> _WRITTEN REQUEST_
Exactly as they appear, output all of the records. Skip any images.

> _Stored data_

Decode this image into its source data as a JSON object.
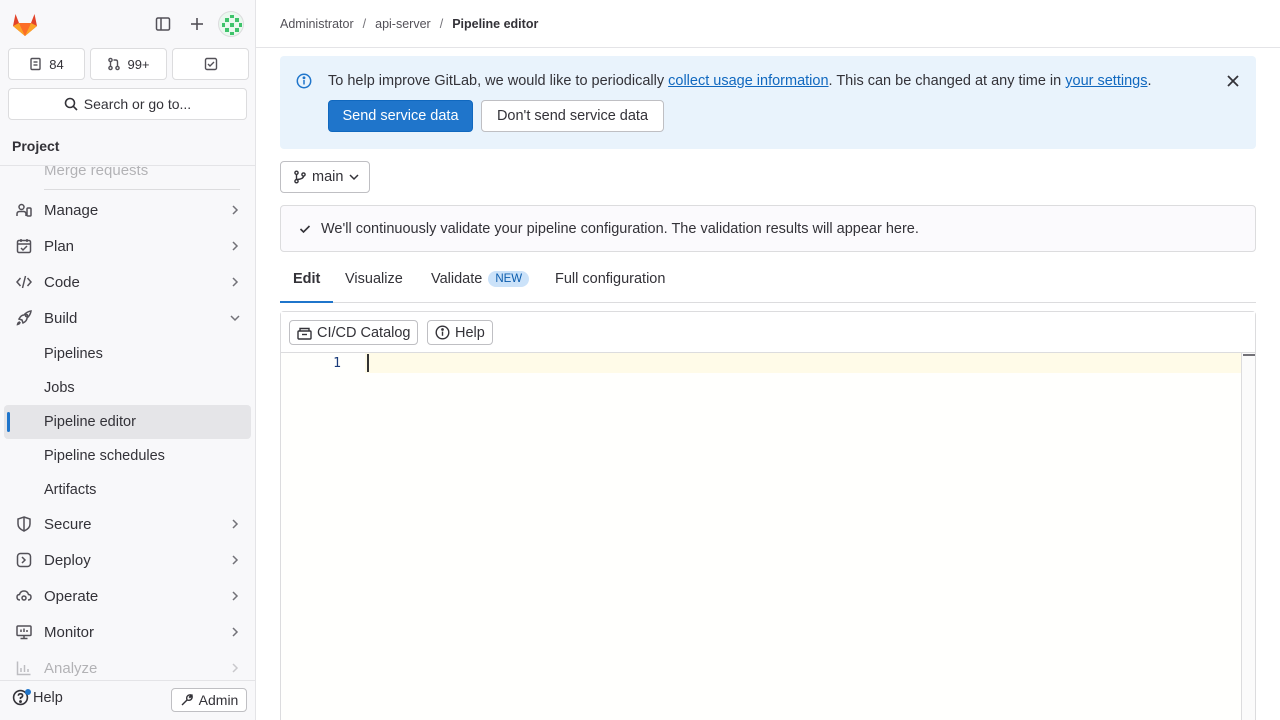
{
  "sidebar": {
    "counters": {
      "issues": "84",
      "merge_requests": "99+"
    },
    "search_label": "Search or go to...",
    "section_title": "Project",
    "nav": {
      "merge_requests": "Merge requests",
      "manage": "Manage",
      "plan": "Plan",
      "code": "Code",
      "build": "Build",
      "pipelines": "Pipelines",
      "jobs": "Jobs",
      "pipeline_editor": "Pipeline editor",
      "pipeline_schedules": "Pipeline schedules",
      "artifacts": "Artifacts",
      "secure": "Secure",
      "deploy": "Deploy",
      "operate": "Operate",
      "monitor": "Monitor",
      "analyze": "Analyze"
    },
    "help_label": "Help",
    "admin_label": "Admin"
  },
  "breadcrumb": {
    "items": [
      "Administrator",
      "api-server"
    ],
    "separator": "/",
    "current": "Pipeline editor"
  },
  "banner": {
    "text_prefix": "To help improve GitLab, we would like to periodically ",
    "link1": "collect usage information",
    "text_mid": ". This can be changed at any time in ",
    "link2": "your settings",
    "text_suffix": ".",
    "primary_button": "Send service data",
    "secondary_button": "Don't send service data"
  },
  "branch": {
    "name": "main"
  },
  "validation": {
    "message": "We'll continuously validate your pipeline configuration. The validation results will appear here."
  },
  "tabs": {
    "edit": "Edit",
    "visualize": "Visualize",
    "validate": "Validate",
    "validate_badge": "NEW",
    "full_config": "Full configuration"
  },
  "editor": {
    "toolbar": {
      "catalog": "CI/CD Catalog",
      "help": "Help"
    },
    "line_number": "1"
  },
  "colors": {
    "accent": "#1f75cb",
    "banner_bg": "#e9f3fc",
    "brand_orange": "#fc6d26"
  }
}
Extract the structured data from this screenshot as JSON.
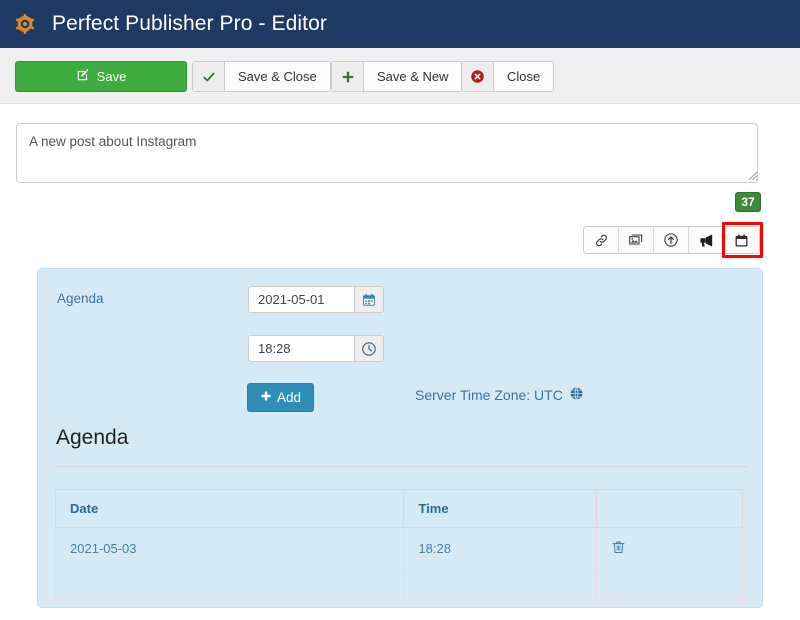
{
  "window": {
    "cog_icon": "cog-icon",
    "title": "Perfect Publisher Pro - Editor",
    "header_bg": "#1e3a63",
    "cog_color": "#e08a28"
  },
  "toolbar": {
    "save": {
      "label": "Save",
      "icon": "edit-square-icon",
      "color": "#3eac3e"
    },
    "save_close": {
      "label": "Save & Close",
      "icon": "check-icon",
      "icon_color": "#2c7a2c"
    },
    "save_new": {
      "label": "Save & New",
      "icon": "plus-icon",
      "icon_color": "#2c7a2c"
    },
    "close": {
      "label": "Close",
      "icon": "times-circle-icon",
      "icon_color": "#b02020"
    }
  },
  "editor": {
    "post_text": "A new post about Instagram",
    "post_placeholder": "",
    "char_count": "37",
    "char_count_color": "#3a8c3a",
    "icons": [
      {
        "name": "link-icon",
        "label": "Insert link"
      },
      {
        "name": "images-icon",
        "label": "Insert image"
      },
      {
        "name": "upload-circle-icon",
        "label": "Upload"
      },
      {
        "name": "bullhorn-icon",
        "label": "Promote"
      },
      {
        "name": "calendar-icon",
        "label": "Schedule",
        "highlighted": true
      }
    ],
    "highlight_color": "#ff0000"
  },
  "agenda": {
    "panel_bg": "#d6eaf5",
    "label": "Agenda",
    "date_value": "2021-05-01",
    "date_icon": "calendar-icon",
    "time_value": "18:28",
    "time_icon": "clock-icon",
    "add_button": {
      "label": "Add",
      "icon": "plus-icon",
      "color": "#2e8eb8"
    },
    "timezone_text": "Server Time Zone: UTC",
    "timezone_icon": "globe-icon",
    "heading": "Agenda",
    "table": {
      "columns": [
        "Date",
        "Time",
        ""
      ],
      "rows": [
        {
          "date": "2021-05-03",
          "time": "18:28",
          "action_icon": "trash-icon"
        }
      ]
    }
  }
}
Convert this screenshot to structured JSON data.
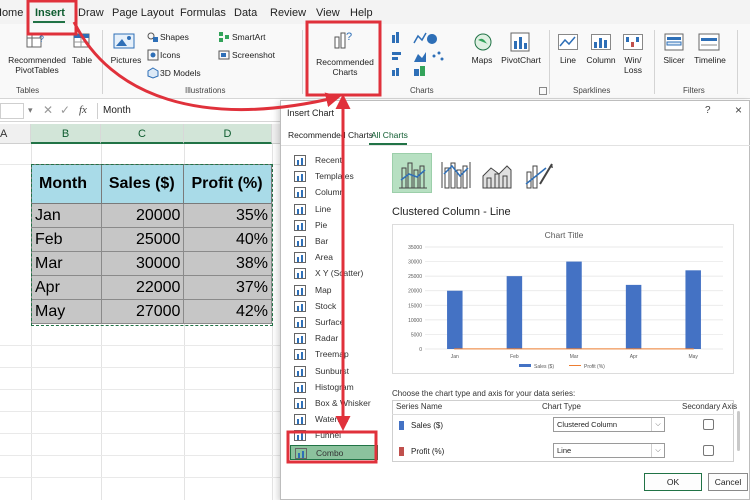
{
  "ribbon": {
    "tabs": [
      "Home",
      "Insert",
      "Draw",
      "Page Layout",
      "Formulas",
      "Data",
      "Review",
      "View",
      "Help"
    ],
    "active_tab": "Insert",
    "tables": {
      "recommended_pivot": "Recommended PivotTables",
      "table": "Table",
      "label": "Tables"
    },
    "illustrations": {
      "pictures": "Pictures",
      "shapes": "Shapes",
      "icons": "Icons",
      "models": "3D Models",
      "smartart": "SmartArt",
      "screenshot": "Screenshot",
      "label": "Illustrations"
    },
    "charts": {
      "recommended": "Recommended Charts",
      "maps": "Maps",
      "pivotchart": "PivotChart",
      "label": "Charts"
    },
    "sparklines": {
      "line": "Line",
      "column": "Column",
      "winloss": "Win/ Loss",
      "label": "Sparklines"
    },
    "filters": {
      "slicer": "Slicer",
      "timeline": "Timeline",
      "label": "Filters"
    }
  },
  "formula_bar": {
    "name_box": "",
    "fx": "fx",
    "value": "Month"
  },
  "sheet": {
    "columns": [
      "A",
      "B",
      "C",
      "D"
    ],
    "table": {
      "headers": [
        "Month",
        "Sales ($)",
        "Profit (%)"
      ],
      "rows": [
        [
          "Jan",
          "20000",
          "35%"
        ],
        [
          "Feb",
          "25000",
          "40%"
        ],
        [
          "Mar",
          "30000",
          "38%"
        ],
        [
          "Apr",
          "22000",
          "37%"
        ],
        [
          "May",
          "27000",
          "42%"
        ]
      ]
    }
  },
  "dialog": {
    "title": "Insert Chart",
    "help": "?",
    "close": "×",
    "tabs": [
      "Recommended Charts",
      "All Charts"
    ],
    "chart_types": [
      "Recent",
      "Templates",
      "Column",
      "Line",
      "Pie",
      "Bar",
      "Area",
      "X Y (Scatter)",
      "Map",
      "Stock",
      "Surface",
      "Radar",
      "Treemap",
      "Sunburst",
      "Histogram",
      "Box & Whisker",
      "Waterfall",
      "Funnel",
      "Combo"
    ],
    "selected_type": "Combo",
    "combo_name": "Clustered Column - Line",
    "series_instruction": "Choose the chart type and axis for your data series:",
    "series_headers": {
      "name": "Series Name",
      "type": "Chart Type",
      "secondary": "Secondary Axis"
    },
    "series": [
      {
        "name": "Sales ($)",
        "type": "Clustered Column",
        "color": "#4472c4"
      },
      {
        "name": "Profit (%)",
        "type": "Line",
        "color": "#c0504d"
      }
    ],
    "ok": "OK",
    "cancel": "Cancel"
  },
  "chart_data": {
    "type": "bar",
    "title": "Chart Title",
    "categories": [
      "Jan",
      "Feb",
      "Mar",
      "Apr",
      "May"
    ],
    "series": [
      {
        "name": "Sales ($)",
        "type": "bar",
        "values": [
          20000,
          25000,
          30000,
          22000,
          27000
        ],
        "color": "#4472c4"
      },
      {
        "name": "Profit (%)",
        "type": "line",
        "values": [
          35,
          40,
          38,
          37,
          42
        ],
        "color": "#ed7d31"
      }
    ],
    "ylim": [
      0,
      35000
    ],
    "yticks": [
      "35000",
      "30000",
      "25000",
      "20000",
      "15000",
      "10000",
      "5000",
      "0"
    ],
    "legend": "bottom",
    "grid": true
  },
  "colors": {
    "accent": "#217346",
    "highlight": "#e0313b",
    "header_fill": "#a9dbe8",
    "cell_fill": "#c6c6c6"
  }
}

> _WRITTEN ANSWER_
Decode this image into its source data as a JSON object.
{
  "sidebar": {
    "counters": {
      "issues": "84",
      "merge_requests": "99+"
    },
    "search_label": "Search or go to...",
    "section_title": "Project",
    "nav": {
      "merge_requests": "Merge requests",
      "manage": "Manage",
      "plan": "Plan",
      "code": "Code",
      "build": "Build",
      "pipelines": "Pipelines",
      "jobs": "Jobs",
      "pipeline_editor": "Pipeline editor",
      "pipeline_schedules": "Pipeline schedules",
      "artifacts": "Artifacts",
      "secure": "Secure",
      "deploy": "Deploy",
      "operate": "Operate",
      "monitor": "Monitor",
      "analyze": "Analyze"
    },
    "help_label": "Help",
    "admin_label": "Admin"
  },
  "breadcrumb": {
    "items": [
      "Administrator",
      "api-server"
    ],
    "separator": "/",
    "current": "Pipeline editor"
  },
  "banner": {
    "text_prefix": "To help improve GitLab, we would like to periodically ",
    "link1": "collect usage information",
    "text_mid": ". This can be changed at any time in ",
    "link2": "your settings",
    "text_suffix": ".",
    "primary_button": "Send service data",
    "secondary_button": "Don't send service data"
  },
  "branch": {
    "name": "main"
  },
  "validation": {
    "message": "We'll continuously validate your pipeline configuration. The validation results will appear here."
  },
  "tabs": {
    "edit": "Edit",
    "visualize": "Visualize",
    "validate": "Validate",
    "validate_badge": "NEW",
    "full_config": "Full configuration"
  },
  "editor": {
    "toolbar": {
      "catalog": "CI/CD Catalog",
      "help": "Help"
    },
    "line_number": "1"
  },
  "colors": {
    "accent": "#1f75cb",
    "banner_bg": "#e9f3fc",
    "brand_orange": "#fc6d26"
  }
}
Extract the structured data from this screenshot as JSON.
{
  "window": {
    "cog_icon": "cog-icon",
    "title": "Perfect Publisher Pro - Editor",
    "header_bg": "#1e3a63",
    "cog_color": "#e08a28"
  },
  "toolbar": {
    "save": {
      "label": "Save",
      "icon": "edit-square-icon",
      "color": "#3eac3e"
    },
    "save_close": {
      "label": "Save & Close",
      "icon": "check-icon",
      "icon_color": "#2c7a2c"
    },
    "save_new": {
      "label": "Save & New",
      "icon": "plus-icon",
      "icon_color": "#2c7a2c"
    },
    "close": {
      "label": "Close",
      "icon": "times-circle-icon",
      "icon_color": "#b02020"
    }
  },
  "editor": {
    "post_text": "A new post about Instagram",
    "post_placeholder": "",
    "char_count": "37",
    "char_count_color": "#3a8c3a",
    "icons": [
      {
        "name": "link-icon",
        "label": "Insert link"
      },
      {
        "name": "images-icon",
        "label": "Insert image"
      },
      {
        "name": "upload-circle-icon",
        "label": "Upload"
      },
      {
        "name": "bullhorn-icon",
        "label": "Promote"
      },
      {
        "name": "calendar-icon",
        "label": "Schedule",
        "highlighted": true
      }
    ],
    "highlight_color": "#ff0000"
  },
  "agenda": {
    "panel_bg": "#d6eaf5",
    "label": "Agenda",
    "date_value": "2021-05-01",
    "date_icon": "calendar-icon",
    "time_value": "18:28",
    "time_icon": "clock-icon",
    "add_button": {
      "label": "Add",
      "icon": "plus-icon",
      "color": "#2e8eb8"
    },
    "timezone_text": "Server Time Zone: UTC",
    "timezone_icon": "globe-icon",
    "heading": "Agenda",
    "table": {
      "columns": [
        "Date",
        "Time",
        ""
      ],
      "rows": [
        {
          "date": "2021-05-03",
          "time": "18:28",
          "action_icon": "trash-icon"
        }
      ]
    }
  }
}
Convert this screenshot to structured JSON data.
{
  "ribbon": {
    "tabs": [
      "Home",
      "Insert",
      "Draw",
      "Page Layout",
      "Formulas",
      "Data",
      "Review",
      "View",
      "Help"
    ],
    "active_tab": "Insert",
    "tables": {
      "recommended_pivot": "Recommended PivotTables",
      "table": "Table",
      "label": "Tables"
    },
    "illustrations": {
      "pictures": "Pictures",
      "shapes": "Shapes",
      "icons": "Icons",
      "models": "3D Models",
      "smartart": "SmartArt",
      "screenshot": "Screenshot",
      "label": "Illustrations"
    },
    "charts": {
      "recommended": "Recommended Charts",
      "maps": "Maps",
      "pivotchart": "PivotChart",
      "label": "Charts"
    },
    "sparklines": {
      "line": "Line",
      "column": "Column",
      "winloss": "Win/ Loss",
      "label": "Sparklines"
    },
    "filters": {
      "slicer": "Slicer",
      "timeline": "Timeline",
      "label": "Filters"
    }
  },
  "formula_bar": {
    "name_box": "",
    "fx": "fx",
    "value": "Month"
  },
  "sheet": {
    "columns": [
      "A",
      "B",
      "C",
      "D"
    ],
    "table": {
      "headers": [
        "Month",
        "Sales ($)",
        "Profit (%)"
      ],
      "rows": [
        [
          "Jan",
          "20000",
          "35%"
        ],
        [
          "Feb",
          "25000",
          "40%"
        ],
        [
          "Mar",
          "30000",
          "38%"
        ],
        [
          "Apr",
          "22000",
          "37%"
        ],
        [
          "May",
          "27000",
          "42%"
        ]
      ]
    }
  },
  "dialog": {
    "title": "Insert Chart",
    "help": "?",
    "close": "×",
    "tabs": [
      "Recommended Charts",
      "All Charts"
    ],
    "chart_types": [
      "Recent",
      "Templates",
      "Column",
      "Line",
      "Pie",
      "Bar",
      "Area",
      "X Y (Scatter)",
      "Map",
      "Stock",
      "Surface",
      "Radar",
      "Treemap",
      "Sunburst",
      "Histogram",
      "Box & Whisker",
      "Waterfall",
      "Funnel",
      "Combo"
    ],
    "selected_type": "Combo",
    "combo_name": "Clustered Column - Line",
    "series_instruction": "Choose the chart type and axis for your data series:",
    "series_headers": {
      "name": "Series Name",
      "type": "Chart Type",
      "secondary": "Secondary Axis"
    },
    "series": [
      {
        "name": "Sales ($)",
        "type": "Clustered Column",
        "color": "#4472c4"
      },
      {
        "name": "Profit (%)",
        "type": "Line",
        "color": "#c0504d"
      }
    ],
    "ok": "OK",
    "cancel": "Cancel"
  },
  "chart_data": {
    "type": "bar",
    "title": "Chart Title",
    "categories": [
      "Jan",
      "Feb",
      "Mar",
      "Apr",
      "May"
    ],
    "series": [
      {
        "name": "Sales ($)",
        "type": "bar",
        "values": [
          20000,
          25000,
          30000,
          22000,
          27000
        ],
        "color": "#4472c4"
      },
      {
        "name": "Profit (%)",
        "type": "line",
        "values": [
          35,
          40,
          38,
          37,
          42
        ],
        "color": "#ed7d31"
      }
    ],
    "ylim": [
      0,
      35000
    ],
    "yticks": [
      "35000",
      "30000",
      "25000",
      "20000",
      "15000",
      "10000",
      "5000",
      "0"
    ],
    "legend": "bottom",
    "grid": true
  },
  "colors": {
    "accent": "#217346",
    "highlight": "#e0313b",
    "header_fill": "#a9dbe8",
    "cell_fill": "#c6c6c6"
  }
}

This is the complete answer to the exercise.